--- start EXTRACT TO READ ---
Count zipped packages to determine useable amount

In [None]:
dataset_1_dir = "/mnt/volume_nyc1_01/Backstabbers-Knife-Collection/samples"
dataset_2_dir = "/mnt/volume_nyc1_01/pypi_malregistry"  

count_1 = count_package_files(dataset_1_dir)
count_2 = count_package_files(dataset_2_dir)

print(f"Number of packages in dataset 1: {count_1}")
print(f"Number of packages in dataset 2: {count_2}")

Count JSON files to determin useable amount

In [None]:
dataset_1_dir = "/mnt/volume_nyc1_01/Backstabbers-Knife-Collection/samples"
dataset_2_dir = "/mnt/volume_nyc1_01/pypi_malregistry"  

count_1 = count_valid_json_files(dataset_1_dir)
count_2 = count_valid_json_files(dataset_2_dir)

print(f"Number of valid setup.json files in dataset 1: {count_1}")
print(f"Number of valid setup.json files in dataset 2: {count_2}")

Calculate Shannon Entropy and append to JSON

In [None]:
def shannon_entropy(directory):
    package_entropies = {}
    setup_json_files = find_setup_json_files(directory)
--- end EXTRACT TO READ ---
--- start DATASET EXCERPTS ---
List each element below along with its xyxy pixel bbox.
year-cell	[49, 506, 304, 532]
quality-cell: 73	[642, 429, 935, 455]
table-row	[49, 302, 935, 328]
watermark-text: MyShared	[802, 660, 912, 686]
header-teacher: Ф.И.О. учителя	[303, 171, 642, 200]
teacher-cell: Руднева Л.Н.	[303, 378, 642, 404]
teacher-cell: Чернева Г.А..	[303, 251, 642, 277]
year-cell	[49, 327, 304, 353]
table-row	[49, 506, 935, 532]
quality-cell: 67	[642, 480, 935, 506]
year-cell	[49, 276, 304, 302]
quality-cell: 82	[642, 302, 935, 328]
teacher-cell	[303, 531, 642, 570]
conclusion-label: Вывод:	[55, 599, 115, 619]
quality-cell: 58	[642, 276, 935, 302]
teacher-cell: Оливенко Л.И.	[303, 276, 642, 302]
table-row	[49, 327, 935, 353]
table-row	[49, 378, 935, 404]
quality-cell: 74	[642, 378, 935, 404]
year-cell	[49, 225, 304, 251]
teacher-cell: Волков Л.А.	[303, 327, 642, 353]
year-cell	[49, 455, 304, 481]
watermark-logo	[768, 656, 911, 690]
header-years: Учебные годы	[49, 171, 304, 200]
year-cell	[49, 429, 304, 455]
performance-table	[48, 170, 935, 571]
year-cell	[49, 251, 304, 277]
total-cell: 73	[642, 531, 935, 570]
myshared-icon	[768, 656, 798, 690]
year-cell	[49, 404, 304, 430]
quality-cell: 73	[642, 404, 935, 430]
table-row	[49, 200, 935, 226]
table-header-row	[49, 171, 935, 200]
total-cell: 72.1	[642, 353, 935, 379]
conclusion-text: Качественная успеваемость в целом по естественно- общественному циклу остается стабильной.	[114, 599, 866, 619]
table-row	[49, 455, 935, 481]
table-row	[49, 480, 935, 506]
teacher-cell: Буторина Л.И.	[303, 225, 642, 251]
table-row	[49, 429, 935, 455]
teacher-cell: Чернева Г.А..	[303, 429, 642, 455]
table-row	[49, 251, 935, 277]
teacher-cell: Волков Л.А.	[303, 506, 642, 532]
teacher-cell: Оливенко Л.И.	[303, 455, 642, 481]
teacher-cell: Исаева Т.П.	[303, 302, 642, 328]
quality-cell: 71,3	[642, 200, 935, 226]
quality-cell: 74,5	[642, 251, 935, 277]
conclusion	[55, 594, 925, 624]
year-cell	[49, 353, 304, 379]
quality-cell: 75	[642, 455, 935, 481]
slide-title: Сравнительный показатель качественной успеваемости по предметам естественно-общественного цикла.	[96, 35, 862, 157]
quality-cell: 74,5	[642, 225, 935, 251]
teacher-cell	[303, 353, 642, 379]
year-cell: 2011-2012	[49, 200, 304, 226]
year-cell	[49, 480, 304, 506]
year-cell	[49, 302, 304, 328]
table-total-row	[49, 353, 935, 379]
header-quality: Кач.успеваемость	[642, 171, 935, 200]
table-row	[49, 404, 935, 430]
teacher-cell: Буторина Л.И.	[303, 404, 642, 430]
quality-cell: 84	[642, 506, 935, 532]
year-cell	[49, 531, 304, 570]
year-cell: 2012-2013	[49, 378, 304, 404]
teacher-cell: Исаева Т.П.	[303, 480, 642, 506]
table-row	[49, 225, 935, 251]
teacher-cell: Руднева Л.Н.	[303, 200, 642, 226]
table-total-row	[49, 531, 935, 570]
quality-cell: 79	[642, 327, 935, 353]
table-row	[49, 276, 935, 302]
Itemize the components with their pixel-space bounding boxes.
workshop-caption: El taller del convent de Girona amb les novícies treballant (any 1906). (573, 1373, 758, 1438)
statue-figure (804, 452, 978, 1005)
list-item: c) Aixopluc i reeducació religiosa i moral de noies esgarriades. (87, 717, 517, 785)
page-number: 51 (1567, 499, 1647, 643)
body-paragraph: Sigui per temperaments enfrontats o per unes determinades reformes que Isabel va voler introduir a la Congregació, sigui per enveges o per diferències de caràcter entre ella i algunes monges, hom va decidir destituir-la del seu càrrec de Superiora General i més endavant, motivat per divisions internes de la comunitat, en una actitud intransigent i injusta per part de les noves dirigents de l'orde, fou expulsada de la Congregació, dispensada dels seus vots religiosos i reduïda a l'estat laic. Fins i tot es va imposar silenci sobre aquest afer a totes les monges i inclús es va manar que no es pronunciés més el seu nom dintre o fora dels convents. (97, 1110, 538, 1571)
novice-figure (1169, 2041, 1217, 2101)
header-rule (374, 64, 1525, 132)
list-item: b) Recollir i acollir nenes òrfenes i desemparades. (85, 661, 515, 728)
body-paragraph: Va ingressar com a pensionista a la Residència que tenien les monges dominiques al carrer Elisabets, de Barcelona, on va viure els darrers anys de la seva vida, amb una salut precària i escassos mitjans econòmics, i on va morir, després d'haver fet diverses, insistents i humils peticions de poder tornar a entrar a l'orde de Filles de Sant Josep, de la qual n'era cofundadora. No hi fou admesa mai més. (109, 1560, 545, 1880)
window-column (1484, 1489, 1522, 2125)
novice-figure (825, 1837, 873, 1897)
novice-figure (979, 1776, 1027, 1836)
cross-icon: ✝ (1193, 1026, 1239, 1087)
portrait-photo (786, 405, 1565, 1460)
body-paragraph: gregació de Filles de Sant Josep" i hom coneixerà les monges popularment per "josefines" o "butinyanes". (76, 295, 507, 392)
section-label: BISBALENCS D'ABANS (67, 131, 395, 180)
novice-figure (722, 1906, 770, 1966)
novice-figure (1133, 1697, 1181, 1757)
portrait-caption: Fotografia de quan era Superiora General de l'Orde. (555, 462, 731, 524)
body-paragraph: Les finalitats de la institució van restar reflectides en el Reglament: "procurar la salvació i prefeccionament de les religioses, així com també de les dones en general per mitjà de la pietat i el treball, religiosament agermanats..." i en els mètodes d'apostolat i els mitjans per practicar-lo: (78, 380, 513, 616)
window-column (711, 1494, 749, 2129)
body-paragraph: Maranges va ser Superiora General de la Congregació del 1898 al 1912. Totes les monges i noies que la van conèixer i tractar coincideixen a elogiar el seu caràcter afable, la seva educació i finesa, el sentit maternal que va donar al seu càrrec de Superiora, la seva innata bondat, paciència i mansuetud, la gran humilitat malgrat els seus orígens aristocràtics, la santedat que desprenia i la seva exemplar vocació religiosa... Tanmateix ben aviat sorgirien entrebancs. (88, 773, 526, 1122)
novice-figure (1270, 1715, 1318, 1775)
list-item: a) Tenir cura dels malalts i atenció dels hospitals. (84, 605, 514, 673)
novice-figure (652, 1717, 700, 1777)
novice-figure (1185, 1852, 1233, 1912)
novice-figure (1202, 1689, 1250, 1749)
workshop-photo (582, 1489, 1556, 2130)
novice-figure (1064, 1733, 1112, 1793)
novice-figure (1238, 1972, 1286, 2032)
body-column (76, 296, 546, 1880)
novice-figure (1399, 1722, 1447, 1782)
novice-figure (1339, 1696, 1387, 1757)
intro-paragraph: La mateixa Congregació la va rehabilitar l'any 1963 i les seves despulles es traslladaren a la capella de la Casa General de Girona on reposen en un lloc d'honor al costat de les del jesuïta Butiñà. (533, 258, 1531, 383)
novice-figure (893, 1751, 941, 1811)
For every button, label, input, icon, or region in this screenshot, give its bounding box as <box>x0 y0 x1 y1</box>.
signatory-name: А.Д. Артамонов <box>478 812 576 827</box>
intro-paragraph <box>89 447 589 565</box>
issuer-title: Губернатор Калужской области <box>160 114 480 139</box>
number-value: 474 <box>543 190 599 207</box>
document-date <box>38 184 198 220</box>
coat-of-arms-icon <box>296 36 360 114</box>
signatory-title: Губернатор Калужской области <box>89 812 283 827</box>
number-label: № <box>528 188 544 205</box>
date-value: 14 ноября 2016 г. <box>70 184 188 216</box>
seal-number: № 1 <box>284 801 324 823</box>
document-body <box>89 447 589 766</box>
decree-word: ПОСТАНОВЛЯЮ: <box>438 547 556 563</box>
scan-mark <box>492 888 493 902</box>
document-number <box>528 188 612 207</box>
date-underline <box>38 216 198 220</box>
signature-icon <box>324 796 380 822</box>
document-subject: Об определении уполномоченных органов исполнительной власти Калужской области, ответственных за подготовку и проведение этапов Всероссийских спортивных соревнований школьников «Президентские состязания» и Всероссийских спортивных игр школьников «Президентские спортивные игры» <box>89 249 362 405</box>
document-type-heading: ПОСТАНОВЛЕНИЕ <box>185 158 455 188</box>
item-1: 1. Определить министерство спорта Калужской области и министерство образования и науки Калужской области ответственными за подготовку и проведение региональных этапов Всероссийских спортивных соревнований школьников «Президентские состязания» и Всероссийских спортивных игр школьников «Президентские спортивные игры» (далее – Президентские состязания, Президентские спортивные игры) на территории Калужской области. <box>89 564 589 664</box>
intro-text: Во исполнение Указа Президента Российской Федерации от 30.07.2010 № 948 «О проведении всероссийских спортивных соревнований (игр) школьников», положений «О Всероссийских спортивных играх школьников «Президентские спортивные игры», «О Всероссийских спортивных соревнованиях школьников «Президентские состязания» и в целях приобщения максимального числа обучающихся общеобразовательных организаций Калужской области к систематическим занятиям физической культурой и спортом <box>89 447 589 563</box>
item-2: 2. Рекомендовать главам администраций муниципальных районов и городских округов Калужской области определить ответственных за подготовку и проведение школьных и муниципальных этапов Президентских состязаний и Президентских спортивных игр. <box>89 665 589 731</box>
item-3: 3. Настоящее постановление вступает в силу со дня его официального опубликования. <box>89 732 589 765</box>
--- end DATASET EXCERPTS ---
→ **ACTIONS TO TAKE**:
- 1) Answer these questions about the package-counting notebook:
(a) Which function is called to count the packages in each dataset?
(b) The second block checks for valid copies of which file?
(c) According to the third heading, what quantity is calculated and appended to JSON?
- 2) Go on with the package-counting notebook, starting from the line after its final statement.
The listing comes from a different source than the package-counting notebook.

→ **ANSWERS PROVIDED**:
- 1)
(a) count_package_files
(b) setup.json
(c) Shannon Entropy

- 2)
    
    for setup_file_path in setup_json_files:
        package_path = os.path.dirname(setup_file_path)
        package_name = os.path.basename(package_path)
        
        package_entropy = 0
        total_files = 0
        
        python_files = find_python_files(package_path)
        for file_path in python_files:
            try:
                with open(file_path, 'r', encoding='utf-8', errors='ignore') as f:
                    text = f.read()
                    freqs = np.array(list(Counter(text).values()))
                    probs = freqs / len(text)
                    entropy_value = entropy(probs, base=2)
                    package_entropy += entropy_value
                    total_files += 1
            except Exception as e:
                print(f"Error reading {file_path}: {e}")
        
        if total_files > 0:
            average_entropy = package_entropy / total_files
            package_entropies[package_name] = average_entropy

            try:
                with open(setup_file_path, 'r+', encoding='utf-8', errors='ignore') as setup_file:
                    try:
                        setup_data = json.load(setup_file)
                        setup_data["average_entropy"] = average_entropy
                        setup_file.seek(0)
                        json.dump(setup_data, setup_file, indent=4)
                        setup_file.truncate()
                        print(f"Updated {setup_file_path} with average entropy: {average_entropy}")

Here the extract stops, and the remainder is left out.